AVAILABLE RECORDS =
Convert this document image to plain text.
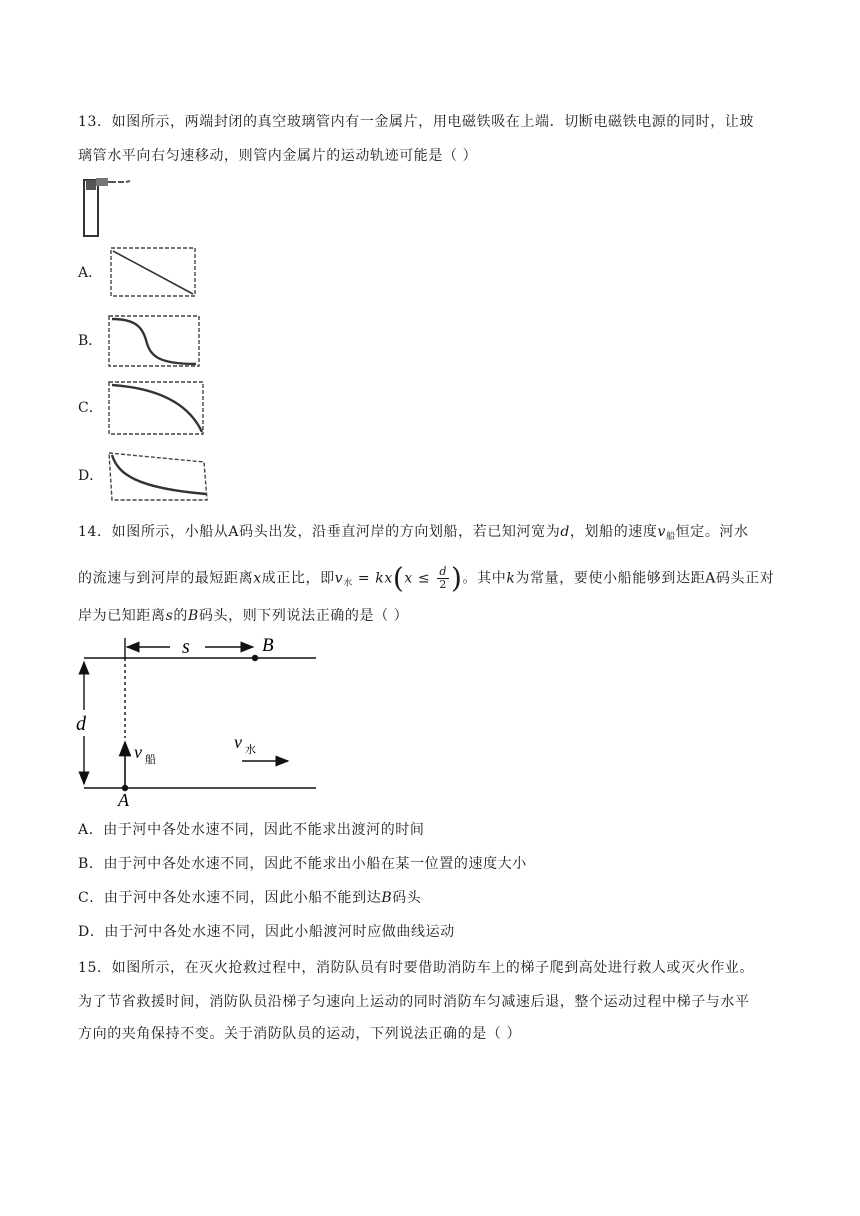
13．如图所示，两端封闭的真空玻璃管内有一金属片，用电磁铁吸在上端．切断电磁铁电源的同时，让玻
璃管水平向右匀速移动，则管内金属片的运动轨迹可能是（ ）
A．
B．
C．
D．
14．如图所示，小船从A码头出发，沿垂直河岸的方向划船，若已知河宽为d，划船的速度$v_船$恒定。河水
的流速与到河岸的最短距离x成正比，即$v_水 = kx(x \le \frac{d}{2}$ )。其中k为常量，要使小船能够到达距A码头正对
岸为已知距离s的B码头，则下列说法正确的是（ ）
s	B
d
A
v 船
v 水
A．由于河中各处水速不同，因此不能求出渡河的时间
B．由于河中各处水速不同，因此不能求出小船在某一位置的速度大小
C．由于河中各处水速不同，因此小船不能到达B码头
D．由于河中各处水速不同，因此小船渡河时应做曲线运动
15．如图所示，在灭火抢救过程中，消防队员有时要借助消防车上的梯子爬到高处进行救人或灭火作业。
为了节省救援时间，消防队员沿梯子匀速向上运动的同时消防车匀减速后退，整个运动过程中梯子与水平
方向的夹角保持不变。关于消防队员的运动，下列说法正确的是（ ）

PROBLEM STATEMENT =
Print out the whole of the material word for word, without pictures.

COMPLETED TASK =
Convert this document image to plain text.
13．如图所示，两端封闭的真空玻璃管内有一金属片，用电磁铁吸在上端．切断电磁铁电源的同时，让玻
璃管水平向右匀速移动，则管内金属片的运动轨迹可能是（ ）
A．
B．
C．
D．
14．如图所示，小船从A码头出发，沿垂直河岸的方向划船，若已知河宽为d，划船的速度$v_船$恒定。河水
的流速与到河岸的最短距离x成正比，即$v_水 = kx(x \le \frac{d}{2}$ )。其中k为常量，要使小船能够到达距A码头正对
岸为已知距离s的B码头，则下列说法正确的是（ ）
s	B
d
A
v 船
v 水
A．由于河中各处水速不同，因此不能求出渡河的时间
B．由于河中各处水速不同，因此不能求出小船在某一位置的速度大小
C．由于河中各处水速不同，因此小船不能到达B码头
D．由于河中各处水速不同，因此小船渡河时应做曲线运动
15．如图所示，在灭火抢救过程中，消防队员有时要借助消防车上的梯子爬到高处进行救人或灭火作业。
为了节省救援时间，消防队员沿梯子匀速向上运动的同时消防车匀减速后退，整个运动过程中梯子与水平
方向的夹角保持不变。关于消防队员的运动，下列说法正确的是（ ）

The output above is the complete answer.